Leave the pictures out, and retype all of the material exactly as written.

▼▼▼

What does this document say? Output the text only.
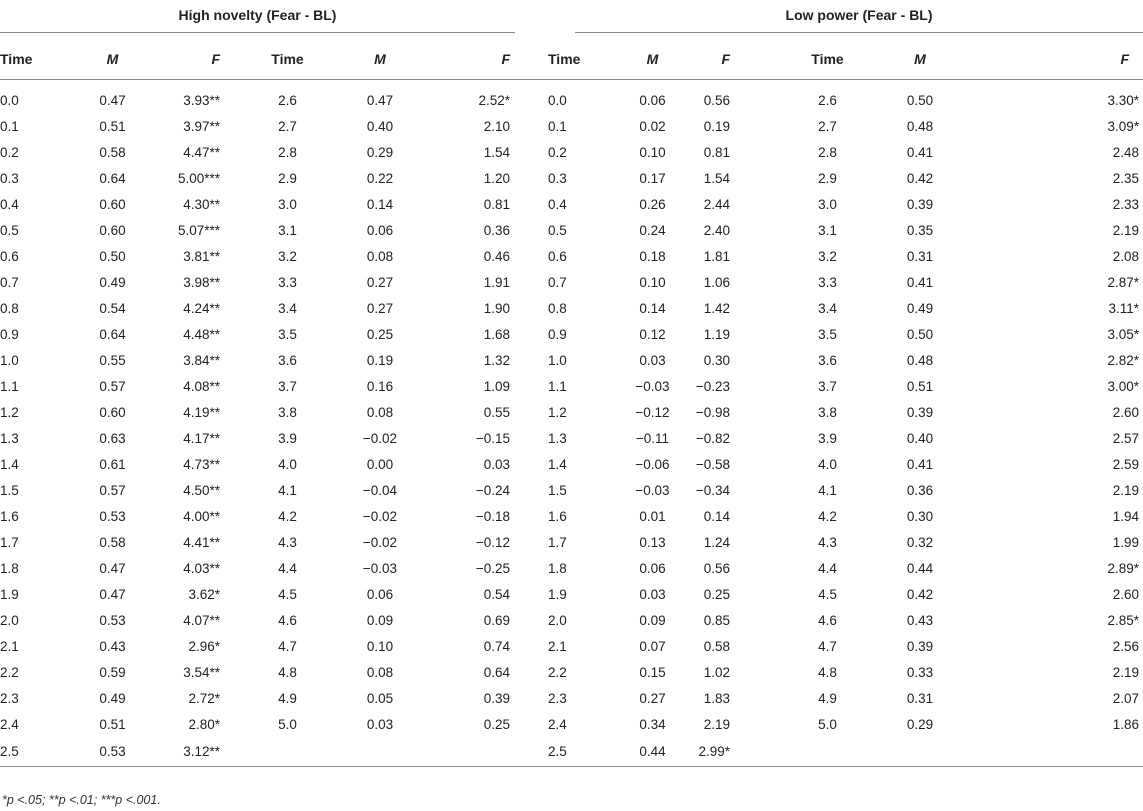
High novelty (Fear - BL)						Low power (Fear - BL)					

Time	M	F	Time	M	F	Time	M	F	Time	M	F
0.0	0.47	3.93**	2.6	0.47	2.52*	0.0	0.06	0.56	2.6	0.50	3.30*
0.1	0.51	3.97**	2.7	0.40	2.10	0.1	0.02	0.19	2.7	0.48	3.09*
0.2	0.58	4.47**	2.8	0.29	1.54	0.2	0.10	0.81	2.8	0.41	2.48
0.3	0.64	5.00***	2.9	0.22	1.20	0.3	0.17	1.54	2.9	0.42	2.35
0.4	0.60	4.30**	3.0	0.14	0.81	0.4	0.26	2.44	3.0	0.39	2.33
0.5	0.60	5.07***	3.1	0.06	0.36	0.5	0.24	2.40	3.1	0.35	2.19
0.6	0.50	3.81**	3.2	0.08	0.46	0.6	0.18	1.81	3.2	0.31	2.08
0.7	0.49	3.98**	3.3	0.27	1.91	0.7	0.10	1.06	3.3	0.41	2.87*
0.8	0.54	4.24**	3.4	0.27	1.90	0.8	0.14	1.42	3.4	0.49	3.11*
0.9	0.64	4.48**	3.5	0.25	1.68	0.9	0.12	1.19	3.5	0.50	3.05*
1.0	0.55	3.84**	3.6	0.19	1.32	1.0	0.03	0.30	3.6	0.48	2.82*
1.1	0.57	4.08**	3.7	0.16	1.09	1.1	−0.03	−0.23	3.7	0.51	3.00*
1.2	0.60	4.19**	3.8	0.08	0.55	1.2	−0.12	−0.98	3.8	0.39	2.60
1.3	0.63	4.17**	3.9	−0.02	−0.15	1.3	−0.11	−0.82	3.9	0.40	2.57
1.4	0.61	4.73**	4.0	0.00	0.03	1.4	−0.06	−0.58	4.0	0.41	2.59
1.5	0.57	4.50**	4.1	−0.04	−0.24	1.5	−0.03	−0.34	4.1	0.36	2.19
1.6	0.53	4.00**	4.2	−0.02	−0.18	1.6	0.01	0.14	4.2	0.30	1.94
1.7	0.58	4.41**	4.3	−0.02	−0.12	1.7	0.13	1.24	4.3	0.32	1.99
1.8	0.47	4.03**	4.4	−0.03	−0.25	1.8	0.06	0.56	4.4	0.44	2.89*
1.9	0.47	3.62*	4.5	0.06	0.54	1.9	0.03	0.25	4.5	0.42	2.60
2.0	0.53	4.07**	4.6	0.09	0.69	2.0	0.09	0.85	4.6	0.43	2.85*
2.1	0.43	2.96*	4.7	0.10	0.74	2.1	0.07	0.58	4.7	0.39	2.56
2.2	0.59	3.54**	4.8	0.08	0.64	2.2	0.15	1.02	4.8	0.33	2.19
2.3	0.49	2.72*	4.9	0.05	0.39	2.3	0.27	1.83	4.9	0.31	2.07
2.4	0.51	2.80*	5.0	0.03	0.25	2.4	0.34	2.19	5.0	0.29	1.86
2.5	0.53	3.12**				2.5	0.44	2.99*			
*p <.05; **p <.01; ***p <.001.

▲▲▲

### RESPONSE BELOW:
What does this document say? Output the text only.
High novelty (Fear - BL)						Low power (Fear - BL)					

Time	M	F	Time	M	F	Time	M	F	Time	M	F
0.0	0.47	3.93**	2.6	0.47	2.52*	0.0	0.06	0.56	2.6	0.50	3.30*
0.1	0.51	3.97**	2.7	0.40	2.10	0.1	0.02	0.19	2.7	0.48	3.09*
0.2	0.58	4.47**	2.8	0.29	1.54	0.2	0.10	0.81	2.8	0.41	2.48
0.3	0.64	5.00***	2.9	0.22	1.20	0.3	0.17	1.54	2.9	0.42	2.35
0.4	0.60	4.30**	3.0	0.14	0.81	0.4	0.26	2.44	3.0	0.39	2.33
0.5	0.60	5.07***	3.1	0.06	0.36	0.5	0.24	2.40	3.1	0.35	2.19
0.6	0.50	3.81**	3.2	0.08	0.46	0.6	0.18	1.81	3.2	0.31	2.08
0.7	0.49	3.98**	3.3	0.27	1.91	0.7	0.10	1.06	3.3	0.41	2.87*
0.8	0.54	4.24**	3.4	0.27	1.90	0.8	0.14	1.42	3.4	0.49	3.11*
0.9	0.64	4.48**	3.5	0.25	1.68	0.9	0.12	1.19	3.5	0.50	3.05*
1.0	0.55	3.84**	3.6	0.19	1.32	1.0	0.03	0.30	3.6	0.48	2.82*
1.1	0.57	4.08**	3.7	0.16	1.09	1.1	−0.03	−0.23	3.7	0.51	3.00*
1.2	0.60	4.19**	3.8	0.08	0.55	1.2	−0.12	−0.98	3.8	0.39	2.60
1.3	0.63	4.17**	3.9	−0.02	−0.15	1.3	−0.11	−0.82	3.9	0.40	2.57
1.4	0.61	4.73**	4.0	0.00	0.03	1.4	−0.06	−0.58	4.0	0.41	2.59
1.5	0.57	4.50**	4.1	−0.04	−0.24	1.5	−0.03	−0.34	4.1	0.36	2.19
1.6	0.53	4.00**	4.2	−0.02	−0.18	1.6	0.01	0.14	4.2	0.30	1.94
1.7	0.58	4.41**	4.3	−0.02	−0.12	1.7	0.13	1.24	4.3	0.32	1.99
1.8	0.47	4.03**	4.4	−0.03	−0.25	1.8	0.06	0.56	4.4	0.44	2.89*
1.9	0.47	3.62*	4.5	0.06	0.54	1.9	0.03	0.25	4.5	0.42	2.60
2.0	0.53	4.07**	4.6	0.09	0.69	2.0	0.09	0.85	4.6	0.43	2.85*
2.1	0.43	2.96*	4.7	0.10	0.74	2.1	0.07	0.58	4.7	0.39	2.56
2.2	0.59	3.54**	4.8	0.08	0.64	2.2	0.15	1.02	4.8	0.33	2.19
2.3	0.49	2.72*	4.9	0.05	0.39	2.3	0.27	1.83	4.9	0.31	2.07
2.4	0.51	2.80*	5.0	0.03	0.25	2.4	0.34	2.19	5.0	0.29	1.86
2.5	0.53	3.12**				2.5	0.44	2.99*			
*p <.05; **p <.01; ***p <.001.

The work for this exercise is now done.